[Stored data]
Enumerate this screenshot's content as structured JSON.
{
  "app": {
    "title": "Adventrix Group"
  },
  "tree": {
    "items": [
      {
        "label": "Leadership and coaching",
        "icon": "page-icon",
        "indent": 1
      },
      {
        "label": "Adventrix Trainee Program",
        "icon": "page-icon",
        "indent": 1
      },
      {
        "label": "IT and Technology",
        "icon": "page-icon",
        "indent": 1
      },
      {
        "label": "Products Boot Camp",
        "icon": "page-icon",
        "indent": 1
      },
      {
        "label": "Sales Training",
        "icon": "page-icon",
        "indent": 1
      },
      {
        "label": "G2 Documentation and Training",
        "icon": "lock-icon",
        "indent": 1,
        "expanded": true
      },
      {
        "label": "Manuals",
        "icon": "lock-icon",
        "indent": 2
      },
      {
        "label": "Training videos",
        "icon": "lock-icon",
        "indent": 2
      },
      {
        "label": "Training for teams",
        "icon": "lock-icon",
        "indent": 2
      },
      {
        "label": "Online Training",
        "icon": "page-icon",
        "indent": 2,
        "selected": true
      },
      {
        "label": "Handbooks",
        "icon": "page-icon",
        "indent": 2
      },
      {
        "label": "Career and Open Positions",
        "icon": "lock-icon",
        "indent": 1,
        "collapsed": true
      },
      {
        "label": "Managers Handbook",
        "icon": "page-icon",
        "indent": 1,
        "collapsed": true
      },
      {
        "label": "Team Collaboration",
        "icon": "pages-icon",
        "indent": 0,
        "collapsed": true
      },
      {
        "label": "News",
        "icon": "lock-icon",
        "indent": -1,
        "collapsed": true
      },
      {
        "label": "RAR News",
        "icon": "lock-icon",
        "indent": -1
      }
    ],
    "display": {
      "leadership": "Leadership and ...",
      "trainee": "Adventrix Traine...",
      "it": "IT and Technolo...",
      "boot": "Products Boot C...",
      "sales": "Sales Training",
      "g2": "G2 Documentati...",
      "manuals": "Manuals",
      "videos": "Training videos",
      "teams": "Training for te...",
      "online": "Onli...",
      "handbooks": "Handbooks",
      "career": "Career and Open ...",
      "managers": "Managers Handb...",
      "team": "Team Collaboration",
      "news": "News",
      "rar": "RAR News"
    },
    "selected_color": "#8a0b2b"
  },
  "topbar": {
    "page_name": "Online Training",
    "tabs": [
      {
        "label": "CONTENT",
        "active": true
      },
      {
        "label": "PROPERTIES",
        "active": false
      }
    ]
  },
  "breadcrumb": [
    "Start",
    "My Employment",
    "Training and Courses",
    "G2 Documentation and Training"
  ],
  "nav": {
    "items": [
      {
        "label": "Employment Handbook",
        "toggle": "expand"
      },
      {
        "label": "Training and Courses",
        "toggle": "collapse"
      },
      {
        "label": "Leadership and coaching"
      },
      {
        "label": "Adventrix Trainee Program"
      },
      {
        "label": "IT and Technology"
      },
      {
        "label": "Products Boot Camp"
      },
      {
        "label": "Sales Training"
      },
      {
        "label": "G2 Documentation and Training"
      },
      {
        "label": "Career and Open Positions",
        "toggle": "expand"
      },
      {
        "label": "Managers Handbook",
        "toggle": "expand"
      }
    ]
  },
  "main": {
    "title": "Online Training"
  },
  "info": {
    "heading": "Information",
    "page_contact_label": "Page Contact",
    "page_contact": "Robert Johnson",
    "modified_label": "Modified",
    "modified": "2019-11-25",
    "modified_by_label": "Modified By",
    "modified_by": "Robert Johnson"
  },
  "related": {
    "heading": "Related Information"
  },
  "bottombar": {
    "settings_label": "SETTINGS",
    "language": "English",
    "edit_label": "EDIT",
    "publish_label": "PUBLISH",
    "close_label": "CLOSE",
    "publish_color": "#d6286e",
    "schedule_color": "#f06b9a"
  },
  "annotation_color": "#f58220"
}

# Short task
Locate the word "heading" in the records above, and return each line that has it.

# Answer to the problem
    "heading": "Information",
    "heading": "Related Information"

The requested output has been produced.